**Job:** Pull out every line of the listing below where "Wind" appears.

**Working data:**
# # # # #

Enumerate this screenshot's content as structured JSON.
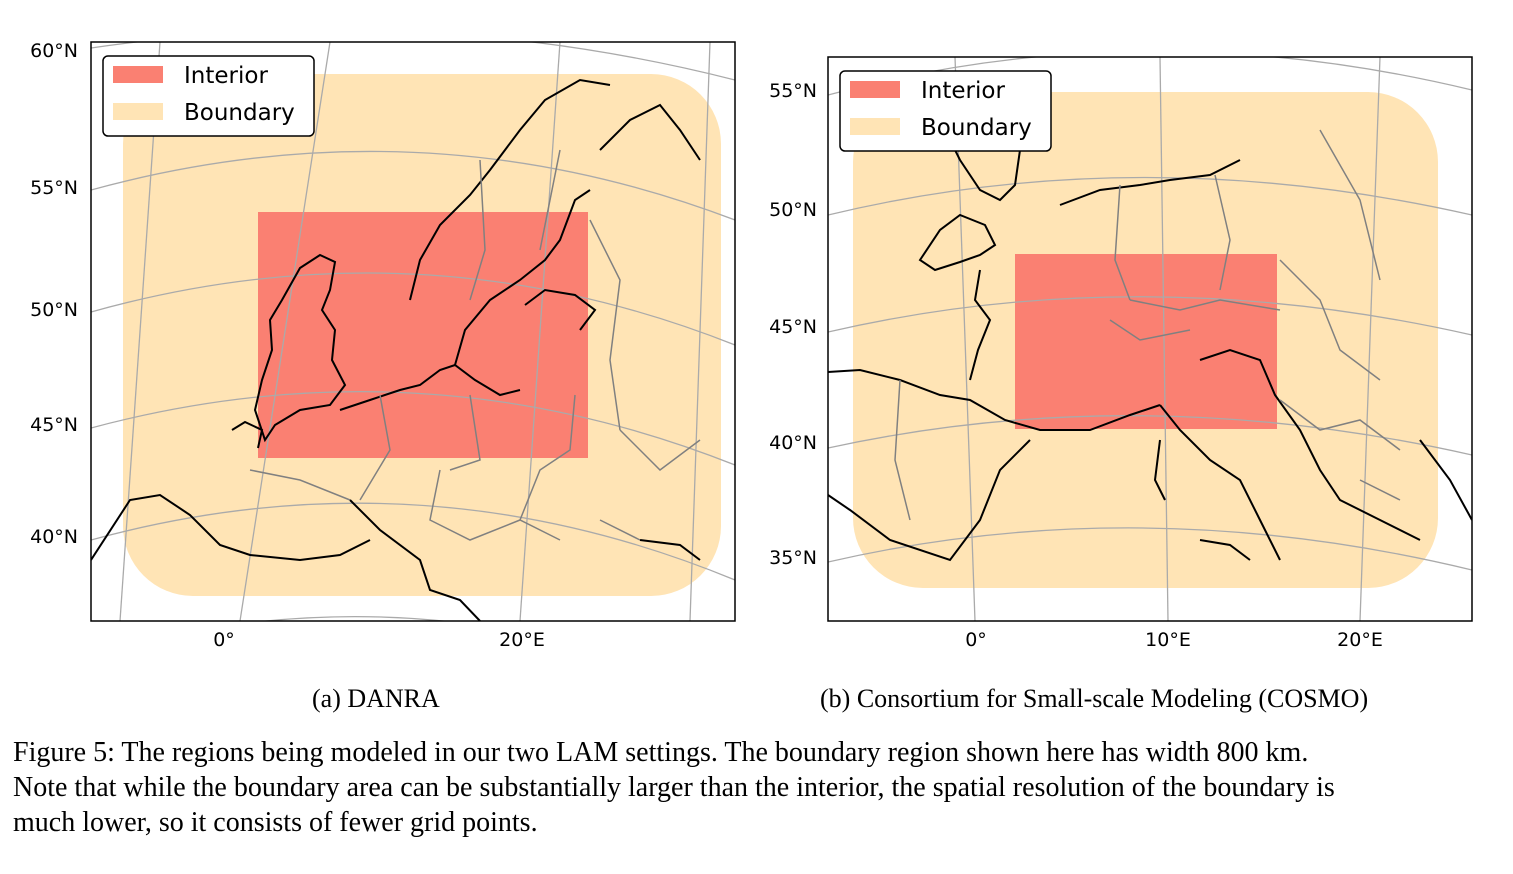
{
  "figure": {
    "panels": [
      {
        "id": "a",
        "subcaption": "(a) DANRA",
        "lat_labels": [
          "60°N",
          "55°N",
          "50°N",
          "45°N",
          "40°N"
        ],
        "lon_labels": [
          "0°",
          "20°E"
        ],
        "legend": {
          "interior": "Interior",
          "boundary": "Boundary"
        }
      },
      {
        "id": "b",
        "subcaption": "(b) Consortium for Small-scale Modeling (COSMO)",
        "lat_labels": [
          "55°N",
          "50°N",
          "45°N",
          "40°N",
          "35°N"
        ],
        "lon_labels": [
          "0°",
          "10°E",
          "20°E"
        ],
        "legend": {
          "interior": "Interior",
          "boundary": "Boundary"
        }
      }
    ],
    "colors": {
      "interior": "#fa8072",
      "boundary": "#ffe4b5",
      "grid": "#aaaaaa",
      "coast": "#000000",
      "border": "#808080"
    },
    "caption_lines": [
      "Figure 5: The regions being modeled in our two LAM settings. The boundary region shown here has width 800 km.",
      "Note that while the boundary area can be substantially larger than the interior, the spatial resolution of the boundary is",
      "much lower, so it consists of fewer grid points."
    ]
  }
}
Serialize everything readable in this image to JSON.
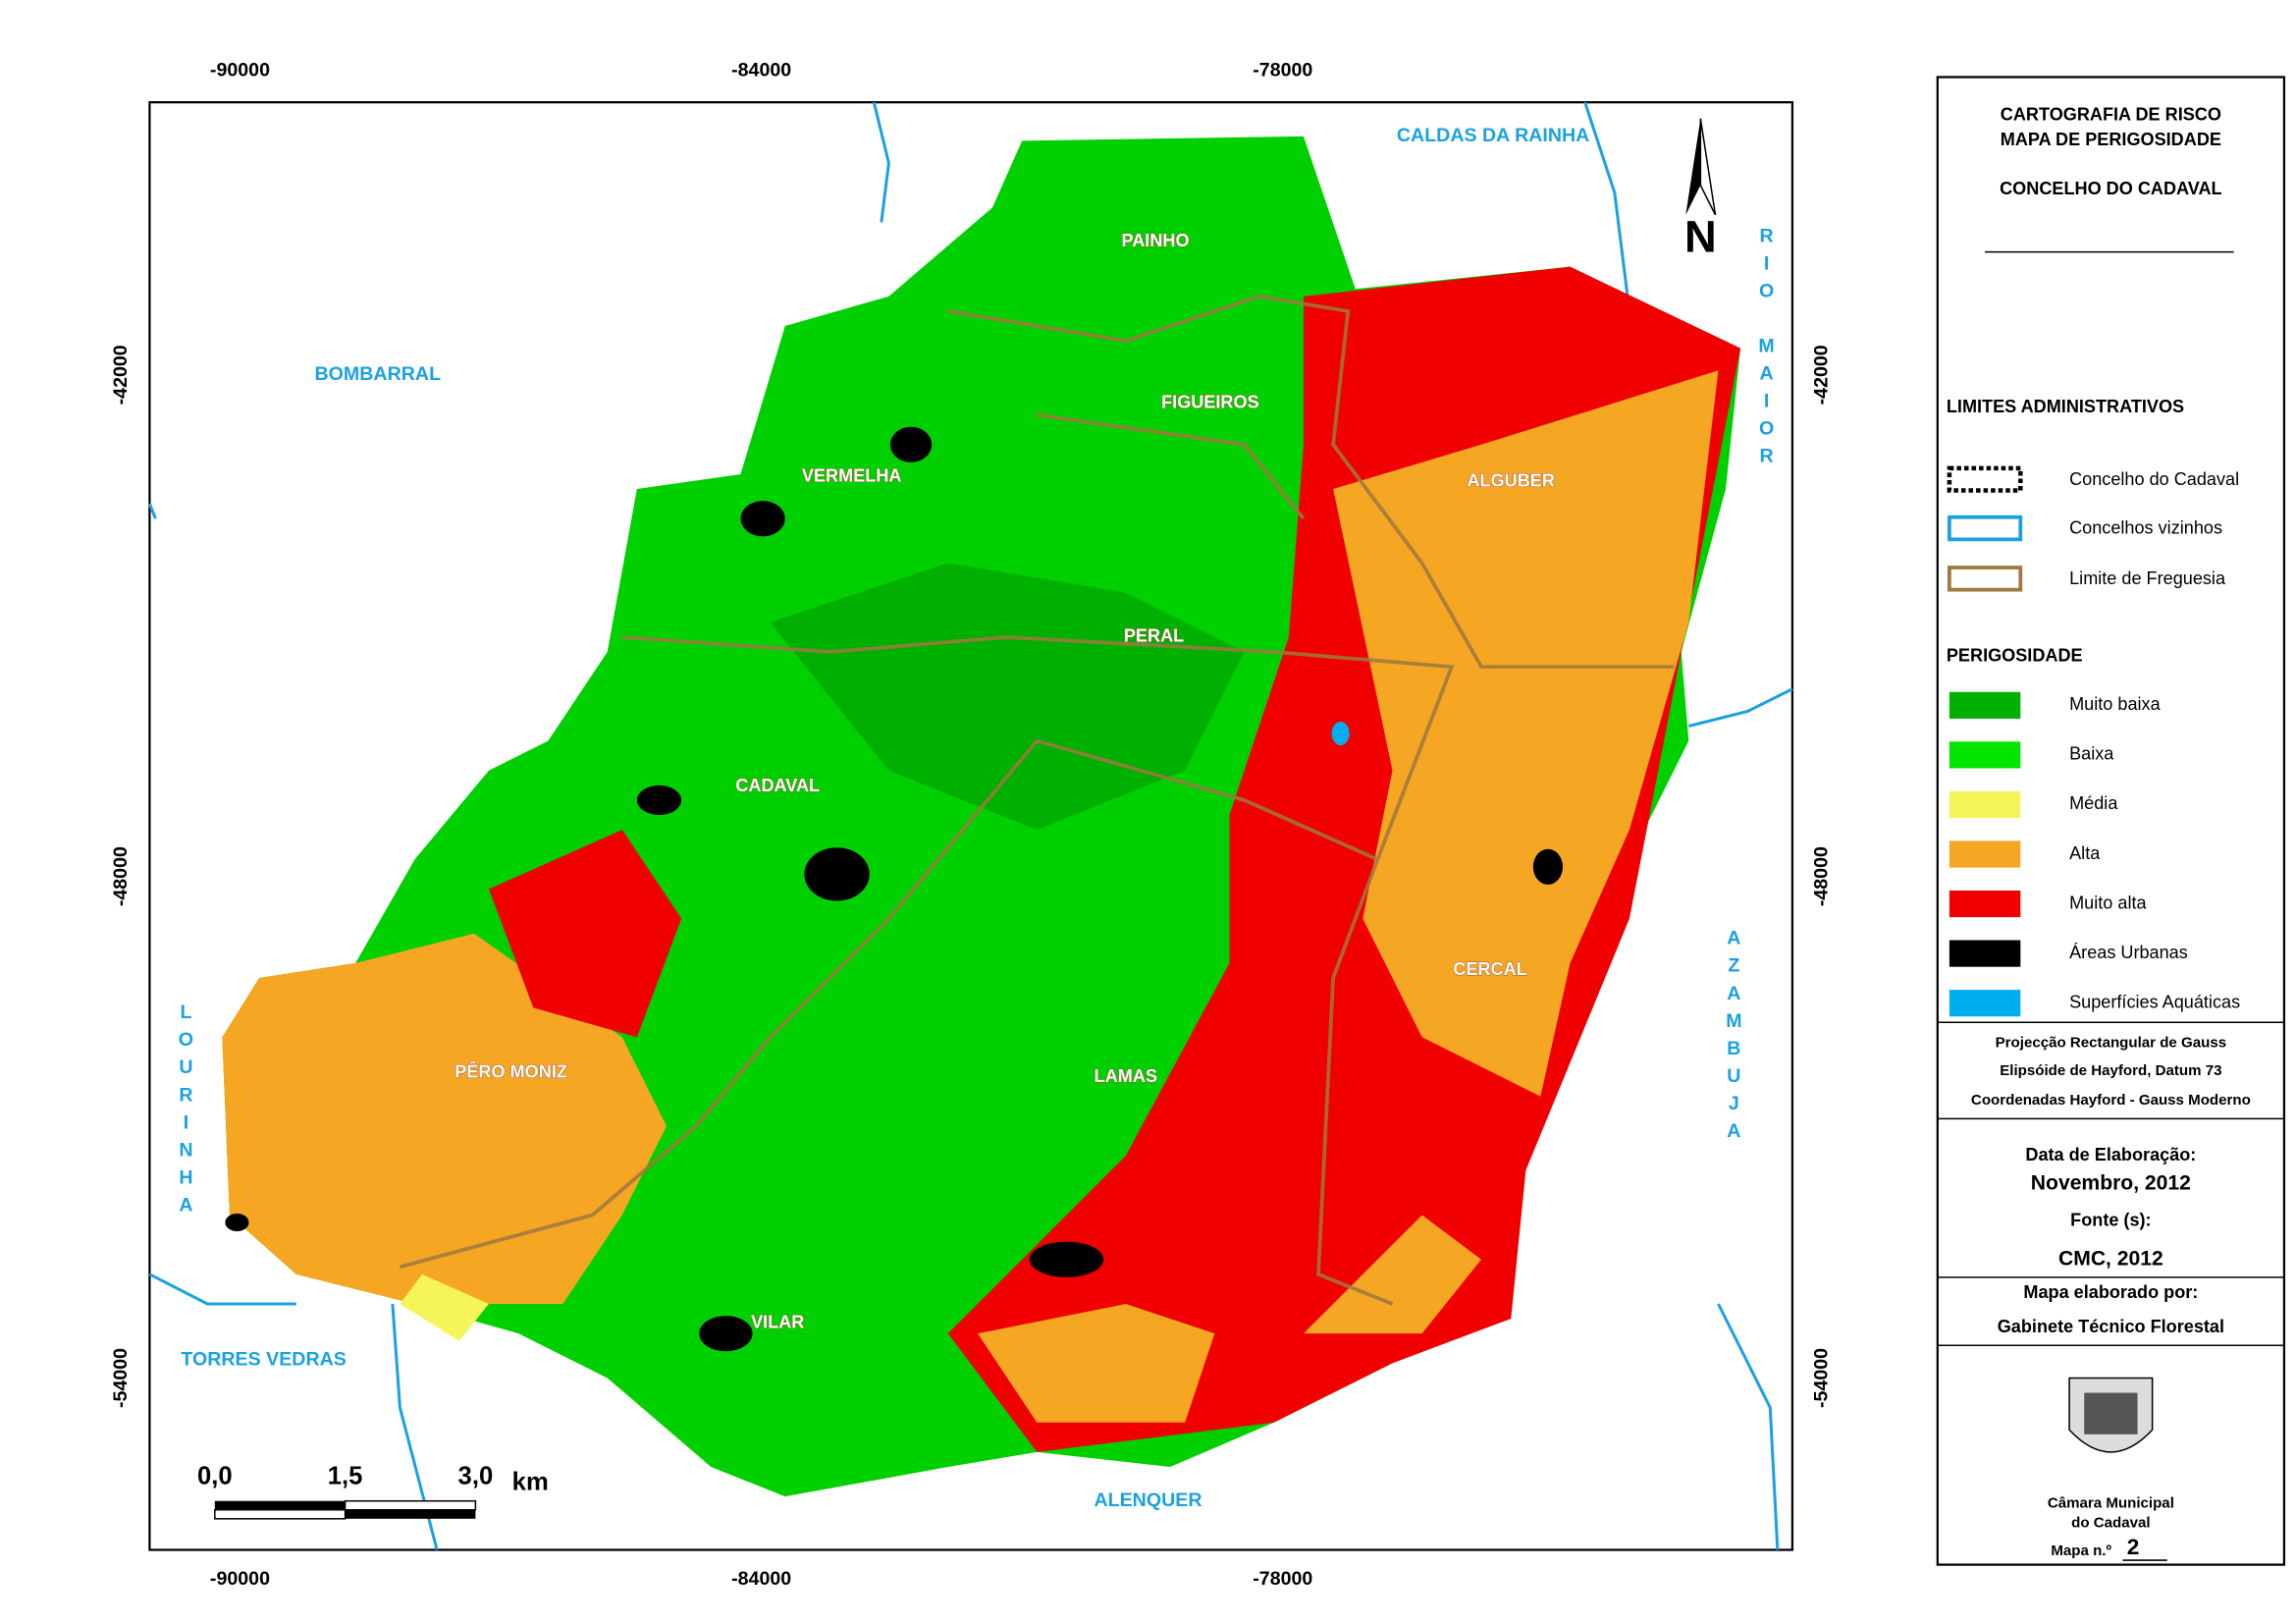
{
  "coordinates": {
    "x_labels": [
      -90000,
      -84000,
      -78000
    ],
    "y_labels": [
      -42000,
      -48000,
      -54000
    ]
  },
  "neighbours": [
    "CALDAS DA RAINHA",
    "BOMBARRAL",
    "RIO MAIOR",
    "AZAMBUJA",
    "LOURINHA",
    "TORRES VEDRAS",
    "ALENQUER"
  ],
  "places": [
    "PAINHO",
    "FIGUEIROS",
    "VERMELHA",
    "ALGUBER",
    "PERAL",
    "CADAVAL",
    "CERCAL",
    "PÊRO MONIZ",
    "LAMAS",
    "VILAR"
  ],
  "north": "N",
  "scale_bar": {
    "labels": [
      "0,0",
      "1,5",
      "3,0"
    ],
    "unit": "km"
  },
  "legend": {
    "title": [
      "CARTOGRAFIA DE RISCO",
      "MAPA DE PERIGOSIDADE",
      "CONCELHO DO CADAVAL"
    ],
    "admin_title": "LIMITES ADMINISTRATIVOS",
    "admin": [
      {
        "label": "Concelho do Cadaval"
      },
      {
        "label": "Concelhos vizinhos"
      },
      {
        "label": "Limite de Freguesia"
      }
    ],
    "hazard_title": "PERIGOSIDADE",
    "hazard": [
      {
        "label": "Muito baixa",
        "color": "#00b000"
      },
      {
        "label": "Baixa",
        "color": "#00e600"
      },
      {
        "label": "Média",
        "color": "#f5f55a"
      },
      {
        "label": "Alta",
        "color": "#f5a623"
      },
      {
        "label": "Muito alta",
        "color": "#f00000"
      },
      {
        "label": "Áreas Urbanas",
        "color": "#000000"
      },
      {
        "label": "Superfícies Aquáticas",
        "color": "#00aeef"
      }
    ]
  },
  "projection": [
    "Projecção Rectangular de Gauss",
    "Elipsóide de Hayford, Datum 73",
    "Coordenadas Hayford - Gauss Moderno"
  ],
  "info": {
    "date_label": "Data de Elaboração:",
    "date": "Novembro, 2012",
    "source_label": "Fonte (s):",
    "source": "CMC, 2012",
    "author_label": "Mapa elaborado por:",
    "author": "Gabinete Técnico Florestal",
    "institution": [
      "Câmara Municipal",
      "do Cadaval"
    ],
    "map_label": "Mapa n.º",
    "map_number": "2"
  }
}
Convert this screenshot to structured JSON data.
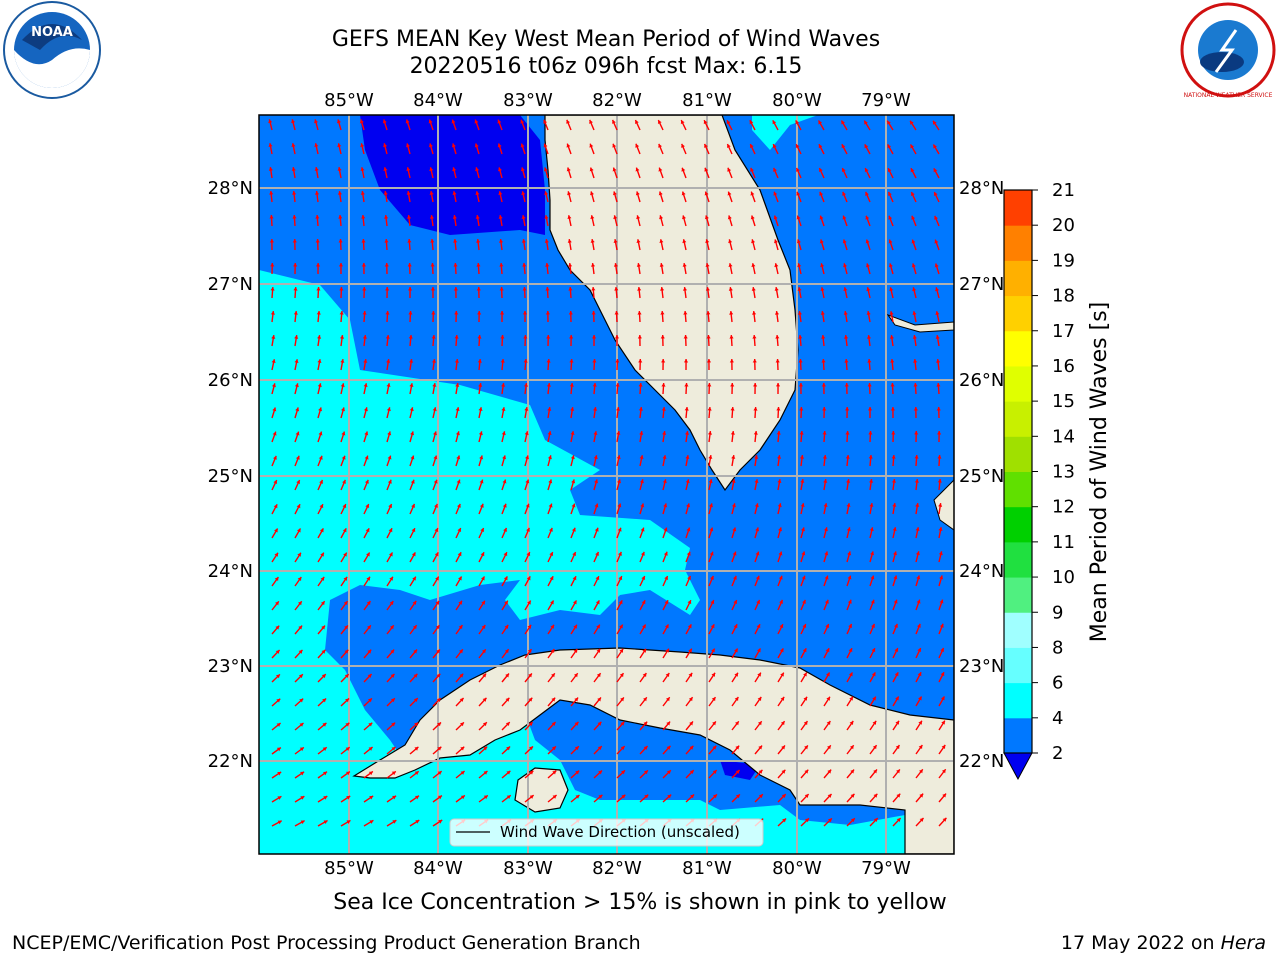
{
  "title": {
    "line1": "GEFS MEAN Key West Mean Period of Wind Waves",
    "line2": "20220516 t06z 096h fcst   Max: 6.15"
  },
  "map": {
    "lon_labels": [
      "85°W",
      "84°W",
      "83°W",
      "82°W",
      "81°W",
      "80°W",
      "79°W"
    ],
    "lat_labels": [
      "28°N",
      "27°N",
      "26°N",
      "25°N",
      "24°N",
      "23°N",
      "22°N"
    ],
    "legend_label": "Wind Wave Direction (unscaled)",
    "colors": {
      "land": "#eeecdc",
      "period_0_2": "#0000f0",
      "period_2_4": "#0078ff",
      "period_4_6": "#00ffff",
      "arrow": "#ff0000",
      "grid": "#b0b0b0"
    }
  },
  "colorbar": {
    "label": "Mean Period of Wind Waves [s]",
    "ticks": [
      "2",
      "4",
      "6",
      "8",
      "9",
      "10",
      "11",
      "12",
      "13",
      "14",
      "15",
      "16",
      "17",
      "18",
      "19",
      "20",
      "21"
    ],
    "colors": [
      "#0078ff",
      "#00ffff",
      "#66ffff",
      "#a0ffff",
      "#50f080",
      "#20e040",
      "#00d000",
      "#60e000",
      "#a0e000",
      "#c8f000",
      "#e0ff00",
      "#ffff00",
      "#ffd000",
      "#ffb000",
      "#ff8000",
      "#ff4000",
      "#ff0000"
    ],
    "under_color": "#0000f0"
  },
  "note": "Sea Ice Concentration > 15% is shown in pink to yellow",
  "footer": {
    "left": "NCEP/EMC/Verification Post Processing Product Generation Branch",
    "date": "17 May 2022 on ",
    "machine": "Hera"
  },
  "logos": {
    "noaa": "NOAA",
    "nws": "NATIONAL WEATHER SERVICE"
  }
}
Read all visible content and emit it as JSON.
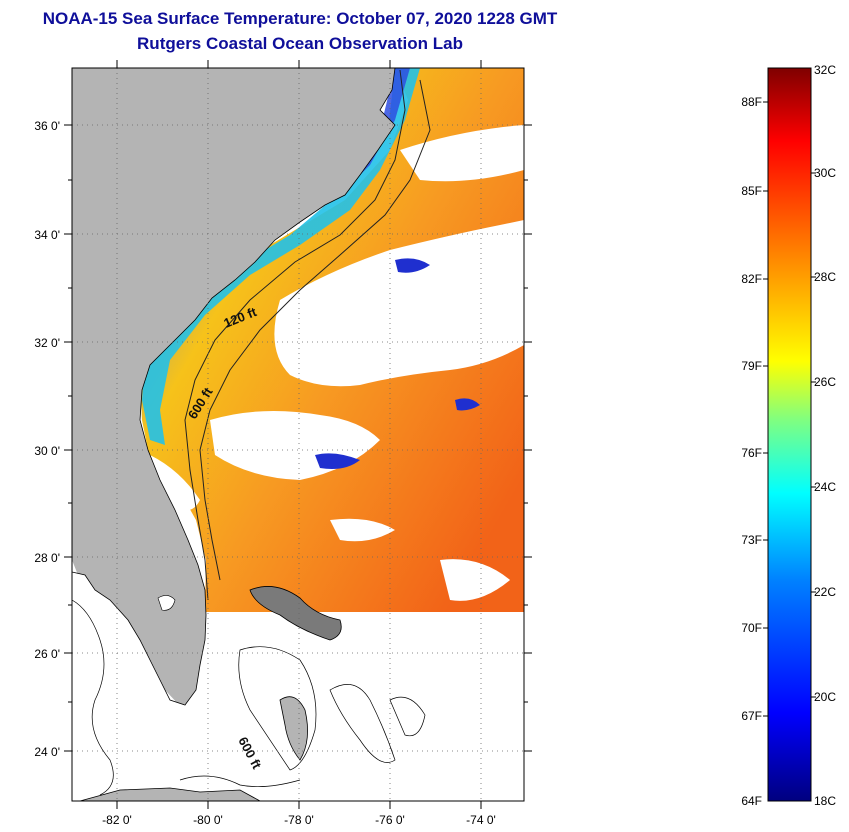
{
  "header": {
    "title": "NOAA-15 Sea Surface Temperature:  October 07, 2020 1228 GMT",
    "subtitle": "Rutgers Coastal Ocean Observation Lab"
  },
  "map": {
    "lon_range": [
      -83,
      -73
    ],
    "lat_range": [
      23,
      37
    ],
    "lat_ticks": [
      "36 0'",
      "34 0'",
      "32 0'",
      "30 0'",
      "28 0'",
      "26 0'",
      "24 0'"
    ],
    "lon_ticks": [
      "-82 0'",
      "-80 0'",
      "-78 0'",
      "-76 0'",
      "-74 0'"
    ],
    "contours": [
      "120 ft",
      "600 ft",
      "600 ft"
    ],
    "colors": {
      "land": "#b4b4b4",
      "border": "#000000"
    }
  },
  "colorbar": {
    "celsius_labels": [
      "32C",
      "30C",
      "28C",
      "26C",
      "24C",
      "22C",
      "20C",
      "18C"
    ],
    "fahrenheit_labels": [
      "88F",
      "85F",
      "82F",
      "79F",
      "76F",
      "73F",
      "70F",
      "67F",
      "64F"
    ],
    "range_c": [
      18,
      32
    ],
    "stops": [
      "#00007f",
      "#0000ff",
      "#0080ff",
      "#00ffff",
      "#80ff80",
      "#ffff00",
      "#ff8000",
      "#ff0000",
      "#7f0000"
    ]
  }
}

# # # # #

**Final result:**
    "line1": "GEFS MEAN Key West Mean Period of Wind Waves",
    "legend_label": "Wind Wave Direction (unscaled)",
    "label": "Mean Period of Wind Waves [s]",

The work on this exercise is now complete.